#### Items

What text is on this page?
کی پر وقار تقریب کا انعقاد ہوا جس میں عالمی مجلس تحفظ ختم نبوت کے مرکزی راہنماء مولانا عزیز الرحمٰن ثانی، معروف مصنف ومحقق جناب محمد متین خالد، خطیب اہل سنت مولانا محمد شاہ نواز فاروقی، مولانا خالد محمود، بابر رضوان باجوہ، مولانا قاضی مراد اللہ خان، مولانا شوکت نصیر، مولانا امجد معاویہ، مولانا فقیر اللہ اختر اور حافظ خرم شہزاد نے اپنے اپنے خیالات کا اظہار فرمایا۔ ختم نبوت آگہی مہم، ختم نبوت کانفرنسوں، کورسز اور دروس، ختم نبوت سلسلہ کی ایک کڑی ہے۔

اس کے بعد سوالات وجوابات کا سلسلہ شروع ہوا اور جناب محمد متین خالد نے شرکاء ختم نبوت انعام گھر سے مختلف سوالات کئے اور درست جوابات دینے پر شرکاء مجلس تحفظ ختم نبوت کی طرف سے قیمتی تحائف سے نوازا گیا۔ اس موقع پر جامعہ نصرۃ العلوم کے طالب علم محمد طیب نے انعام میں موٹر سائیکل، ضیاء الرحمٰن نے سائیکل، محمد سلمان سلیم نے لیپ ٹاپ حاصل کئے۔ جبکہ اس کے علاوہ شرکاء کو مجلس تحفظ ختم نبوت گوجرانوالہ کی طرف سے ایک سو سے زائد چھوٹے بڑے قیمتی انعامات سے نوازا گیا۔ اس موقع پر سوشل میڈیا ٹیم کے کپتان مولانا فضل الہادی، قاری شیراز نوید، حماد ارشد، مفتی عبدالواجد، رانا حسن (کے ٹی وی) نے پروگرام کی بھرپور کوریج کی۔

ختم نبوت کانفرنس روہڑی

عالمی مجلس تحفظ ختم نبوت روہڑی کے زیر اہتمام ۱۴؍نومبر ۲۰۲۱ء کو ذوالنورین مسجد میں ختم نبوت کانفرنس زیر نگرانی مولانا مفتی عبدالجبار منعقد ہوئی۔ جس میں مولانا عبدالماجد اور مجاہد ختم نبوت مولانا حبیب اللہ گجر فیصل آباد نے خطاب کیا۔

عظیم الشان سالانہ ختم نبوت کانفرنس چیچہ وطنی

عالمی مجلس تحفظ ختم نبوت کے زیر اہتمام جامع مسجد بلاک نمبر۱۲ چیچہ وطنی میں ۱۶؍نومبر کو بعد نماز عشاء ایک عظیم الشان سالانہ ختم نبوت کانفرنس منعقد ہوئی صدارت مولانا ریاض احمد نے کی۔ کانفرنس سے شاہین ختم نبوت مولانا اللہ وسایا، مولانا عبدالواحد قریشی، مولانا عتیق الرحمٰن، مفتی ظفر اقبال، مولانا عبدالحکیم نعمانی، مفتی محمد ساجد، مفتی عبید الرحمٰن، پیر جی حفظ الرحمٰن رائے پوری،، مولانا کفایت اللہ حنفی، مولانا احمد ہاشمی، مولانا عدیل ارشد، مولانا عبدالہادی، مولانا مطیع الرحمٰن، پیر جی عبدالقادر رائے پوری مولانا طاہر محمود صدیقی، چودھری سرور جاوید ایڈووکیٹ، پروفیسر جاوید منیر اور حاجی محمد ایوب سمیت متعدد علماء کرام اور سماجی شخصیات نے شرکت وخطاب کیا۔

########

| What you have to do |
Work through the records line by line and tally those holding "روہڑی". Reply with the number alone.

| Task response |
2